***** INPUT DATA *****

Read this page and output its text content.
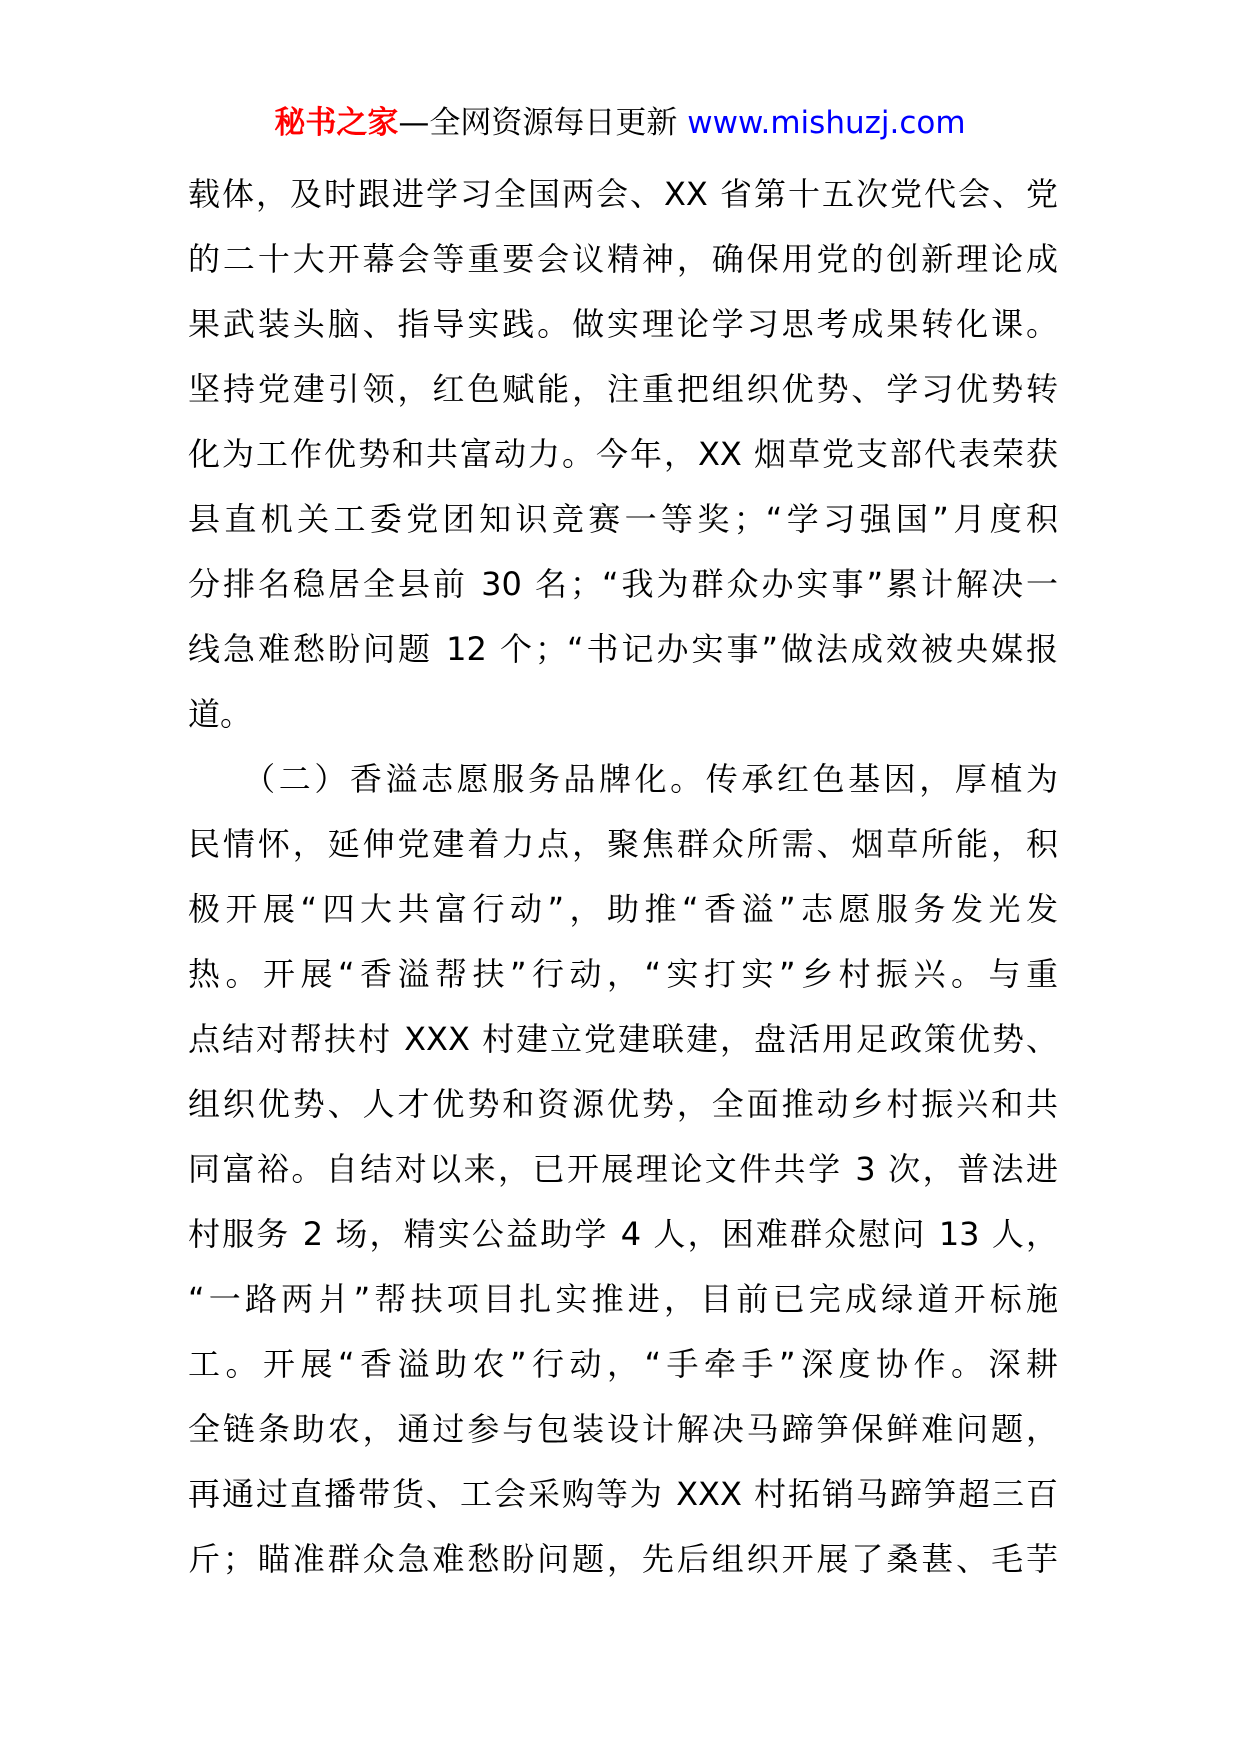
秘书之家—全网资源每日更新 www.mishuzj.com
载体，及时跟进学习全国两会、XX 省第十五次党代会、党
的二十大开幕会等重要会议精神，确保用党的创新理论成
果武装头脑、指导实践。做实理论学习思考成果转化课。
坚持党建引领，红色赋能，注重把组织优势、学习优势转
化为工作优势和共富动力。今年，XX 烟草党支部代表荣获
县直机关工委党团知识竞赛一等奖；“学习强国”月度积
分排名稳居全县前 30 名；“我为群众办实事”累计解决一
线急难愁盼问题 12 个；“书记办实事”做法成效被央媒报
道。
　　（二）香溢志愿服务品牌化。传承红色基因，厚植为
民情怀，延伸党建着力点，聚焦群众所需、烟草所能，积
极开展“四大共富行动”，助推“香溢”志愿服务发光发
热。开展“香溢帮扶”行动，“实打实”乡村振兴。与重
点结对帮扶村 XXX 村建立党建联建，盘活用足政策优势、
组织优势、人才优势和资源优势，全面推动乡村振兴和共
同富裕。自结对以来，已开展理论文件共学 3 次，普法进
村服务 2 场，精实公益助学 4 人，困难群众慰问 13 人，
“一路两爿”帮扶项目扎实推进，目前已完成绿道开标施
工。开展“香溢助农”行动，“手牵手”深度协作。深耕
全链条助农，通过参与包装设计解决马蹄笋保鲜难问题，
再通过直播带货、工会采购等为 XXX 村拓销马蹄笋超三百
斤；瞄准群众急难愁盼问题，先后组织开展了桑葚、毛芋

*****

| WRITTEN INSTRUCTION |
Copy out the entries verbatim and leave the images out.

| EXERCISE RESPONSE |
Read this page and output its text content.
秘书之家—全网资源每日更新 www.mishuzj.com
载体，及时跟进学习全国两会、XX 省第十五次党代会、党
的二十大开幕会等重要会议精神，确保用党的创新理论成
果武装头脑、指导实践。做实理论学习思考成果转化课。
坚持党建引领，红色赋能，注重把组织优势、学习优势转
化为工作优势和共富动力。今年，XX 烟草党支部代表荣获
县直机关工委党团知识竞赛一等奖；“学习强国”月度积
分排名稳居全县前 30 名；“我为群众办实事”累计解决一
线急难愁盼问题 12 个；“书记办实事”做法成效被央媒报
道。
　　（二）香溢志愿服务品牌化。传承红色基因，厚植为
民情怀，延伸党建着力点，聚焦群众所需、烟草所能，积
极开展“四大共富行动”，助推“香溢”志愿服务发光发
热。开展“香溢帮扶”行动，“实打实”乡村振兴。与重
点结对帮扶村 XXX 村建立党建联建，盘活用足政策优势、
组织优势、人才优势和资源优势，全面推动乡村振兴和共
同富裕。自结对以来，已开展理论文件共学 3 次，普法进
村服务 2 场，精实公益助学 4 人，困难群众慰问 13 人，
“一路两爿”帮扶项目扎实推进，目前已完成绿道开标施
工。开展“香溢助农”行动，“手牵手”深度协作。深耕
全链条助农，通过参与包装设计解决马蹄笋保鲜难问题，
再通过直播带货、工会采购等为 XXX 村拓销马蹄笋超三百
斤；瞄准群众急难愁盼问题，先后组织开展了桑葚、毛芋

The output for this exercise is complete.